___ Excerpted data ___
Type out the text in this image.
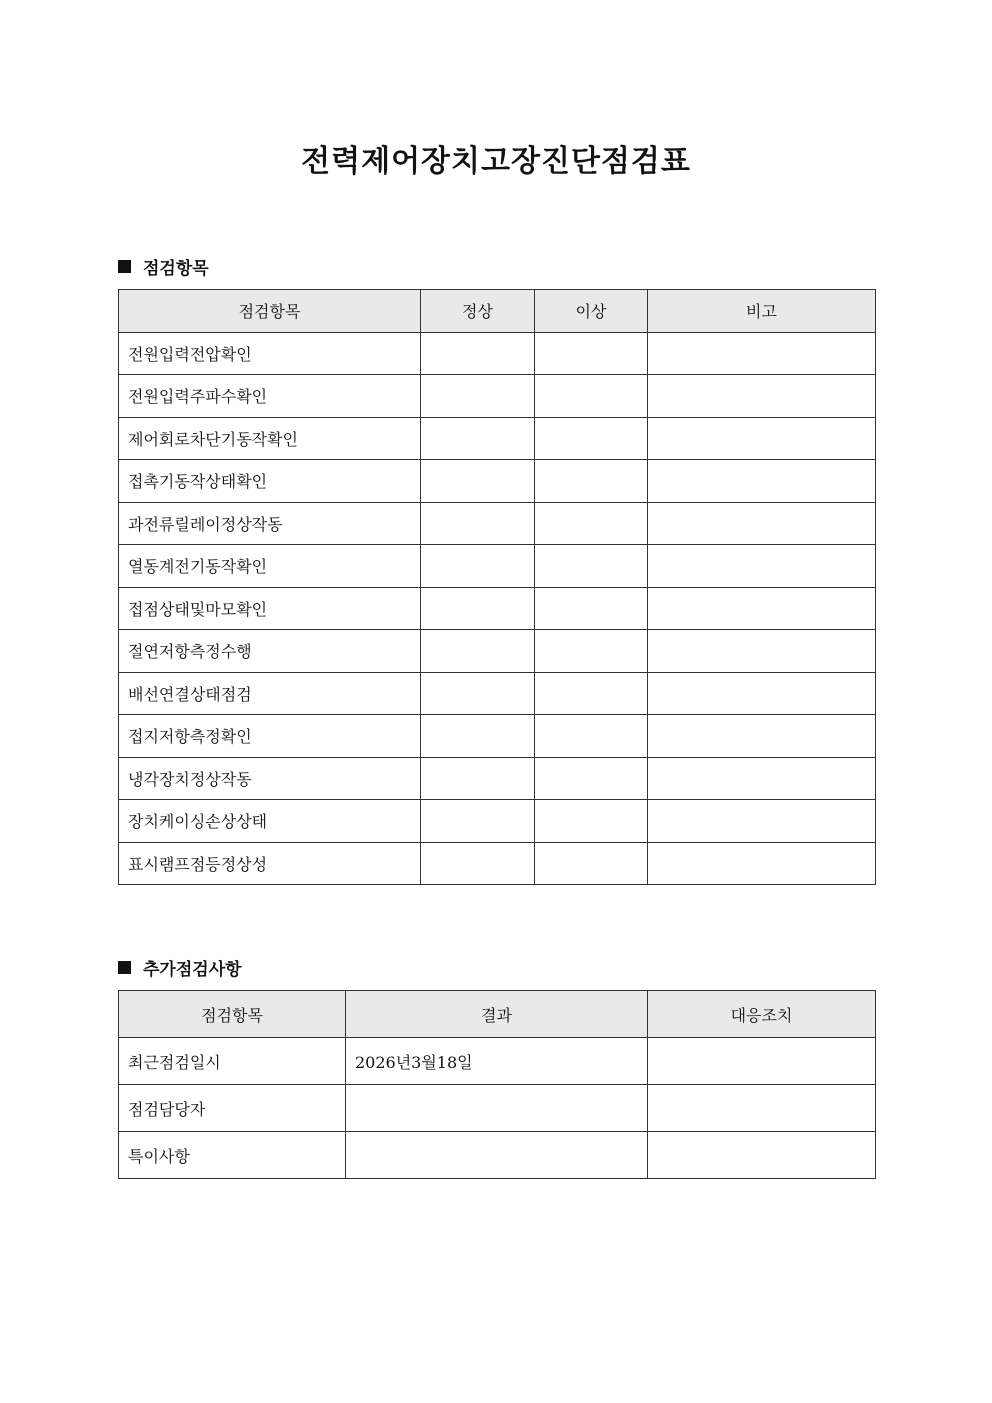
전력제어장치고장진단점검표
점검항목
점검항목	정상	이상	비고
전원입력전압확인			
전원입력주파수확인			
제어회로차단기동작확인			
접촉기동작상태확인			
과전류릴레이정상작동			
열동계전기동작확인			
접점상태및마모확인			
절연저항측정수행			
배선연결상태점검			
접지저항측정확인			
냉각장치정상작동			
장치케이싱손상상태			
표시램프점등정상성			
추가점검사항
점검항목	결과	대응조치
최근점검일시	2026년3월18일	
점검담당자		
특이사항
___
— Exercise aim —
All of the material above needs to be restated exactly, with no pictures.

— Reply —
Type out the text in this image.
전력제어장치고장진단점검표
점검항목
점검항목	정상	이상	비고
전원입력전압확인			
전원입력주파수확인			
제어회로차단기동작확인			
접촉기동작상태확인			
과전류릴레이정상작동			
열동계전기동작확인			
접점상태및마모확인			
절연저항측정수행			
배선연결상태점검			
접지저항측정확인			
냉각장치정상작동			
장치케이싱손상상태			
표시램프점등정상성			
추가점검사항
점검항목	결과	대응조치
최근점검일시	2026년3월18일	
점검담당자		
특이사항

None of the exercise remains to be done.